Raw records
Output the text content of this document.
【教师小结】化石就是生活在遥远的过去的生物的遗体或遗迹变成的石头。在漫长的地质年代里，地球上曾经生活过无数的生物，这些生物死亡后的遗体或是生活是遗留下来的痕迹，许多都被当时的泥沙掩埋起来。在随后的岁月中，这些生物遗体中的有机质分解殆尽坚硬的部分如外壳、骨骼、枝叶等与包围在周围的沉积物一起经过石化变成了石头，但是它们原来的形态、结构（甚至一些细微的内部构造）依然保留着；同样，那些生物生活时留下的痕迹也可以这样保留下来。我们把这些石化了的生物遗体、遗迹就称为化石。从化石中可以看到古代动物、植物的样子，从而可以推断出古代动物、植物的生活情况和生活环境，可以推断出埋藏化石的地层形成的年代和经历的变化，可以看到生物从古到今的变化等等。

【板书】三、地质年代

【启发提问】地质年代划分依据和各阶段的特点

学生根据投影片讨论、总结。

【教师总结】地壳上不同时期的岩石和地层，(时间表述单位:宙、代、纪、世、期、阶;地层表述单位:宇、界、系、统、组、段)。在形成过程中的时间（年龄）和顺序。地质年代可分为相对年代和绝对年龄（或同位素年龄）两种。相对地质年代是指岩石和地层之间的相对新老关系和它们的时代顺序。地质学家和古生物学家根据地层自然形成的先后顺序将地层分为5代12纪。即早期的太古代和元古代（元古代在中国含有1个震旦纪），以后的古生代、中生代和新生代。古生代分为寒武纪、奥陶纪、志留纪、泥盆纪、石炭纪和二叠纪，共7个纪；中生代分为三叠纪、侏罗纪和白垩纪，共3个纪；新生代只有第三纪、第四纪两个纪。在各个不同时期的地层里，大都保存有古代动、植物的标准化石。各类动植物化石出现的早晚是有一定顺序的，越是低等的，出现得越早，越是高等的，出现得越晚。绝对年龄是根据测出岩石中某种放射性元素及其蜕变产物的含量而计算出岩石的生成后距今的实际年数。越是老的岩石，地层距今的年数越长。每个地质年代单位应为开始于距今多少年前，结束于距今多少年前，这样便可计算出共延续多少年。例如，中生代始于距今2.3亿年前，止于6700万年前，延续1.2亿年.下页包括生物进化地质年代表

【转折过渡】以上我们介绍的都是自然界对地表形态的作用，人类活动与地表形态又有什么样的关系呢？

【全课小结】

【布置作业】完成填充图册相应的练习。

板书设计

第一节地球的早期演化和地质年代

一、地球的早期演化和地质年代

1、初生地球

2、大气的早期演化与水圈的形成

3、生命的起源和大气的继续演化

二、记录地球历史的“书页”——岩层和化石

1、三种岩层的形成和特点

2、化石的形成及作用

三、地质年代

## WHAT TO WORK ON
Reproduce the records in full, exactly as written.

## COMPLETE ANSWER
Output the text content of this document.
【教师小结】化石就是生活在遥远的过去的生物的遗体或遗迹变成的石头。在漫长的地质年代里，地球上曾经生活过无数的生物，这些生物死亡后的遗体或是生活是遗留下来的痕迹，许多都被当时的泥沙掩埋起来。在随后的岁月中，这些生物遗体中的有机质分解殆尽坚硬的部分如外壳、骨骼、枝叶等与包围在周围的沉积物一起经过石化变成了石头，但是它们原来的形态、结构（甚至一些细微的内部构造）依然保留着；同样，那些生物生活时留下的痕迹也可以这样保留下来。我们把这些石化了的生物遗体、遗迹就称为化石。从化石中可以看到古代动物、植物的样子，从而可以推断出古代动物、植物的生活情况和生活环境，可以推断出埋藏化石的地层形成的年代和经历的变化，可以看到生物从古到今的变化等等。

【板书】三、地质年代

【启发提问】地质年代划分依据和各阶段的特点

学生根据投影片讨论、总结。

【教师总结】地壳上不同时期的岩石和地层，(时间表述单位:宙、代、纪、世、期、阶;地层表述单位:宇、界、系、统、组、段)。在形成过程中的时间（年龄）和顺序。地质年代可分为相对年代和绝对年龄（或同位素年龄）两种。相对地质年代是指岩石和地层之间的相对新老关系和它们的时代顺序。地质学家和古生物学家根据地层自然形成的先后顺序将地层分为5代12纪。即早期的太古代和元古代（元古代在中国含有1个震旦纪），以后的古生代、中生代和新生代。古生代分为寒武纪、奥陶纪、志留纪、泥盆纪、石炭纪和二叠纪，共7个纪；中生代分为三叠纪、侏罗纪和白垩纪，共3个纪；新生代只有第三纪、第四纪两个纪。在各个不同时期的地层里，大都保存有古代动、植物的标准化石。各类动植物化石出现的早晚是有一定顺序的，越是低等的，出现得越早，越是高等的，出现得越晚。绝对年龄是根据测出岩石中某种放射性元素及其蜕变产物的含量而计算出岩石的生成后距今的实际年数。越是老的岩石，地层距今的年数越长。每个地质年代单位应为开始于距今多少年前，结束于距今多少年前，这样便可计算出共延续多少年。例如，中生代始于距今2.3亿年前，止于6700万年前，延续1.2亿年.下页包括生物进化地质年代表

【转折过渡】以上我们介绍的都是自然界对地表形态的作用，人类活动与地表形态又有什么样的关系呢？

【全课小结】

【布置作业】完成填充图册相应的练习。

板书设计

第一节地球的早期演化和地质年代

一、地球的早期演化和地质年代

1、初生地球

2、大气的早期演化与水圈的形成

3、生命的起源和大气的继续演化

二、记录地球历史的“书页”——岩层和化石

1、三种岩层的形成和特点

2、化石的形成及作用

三、地质年代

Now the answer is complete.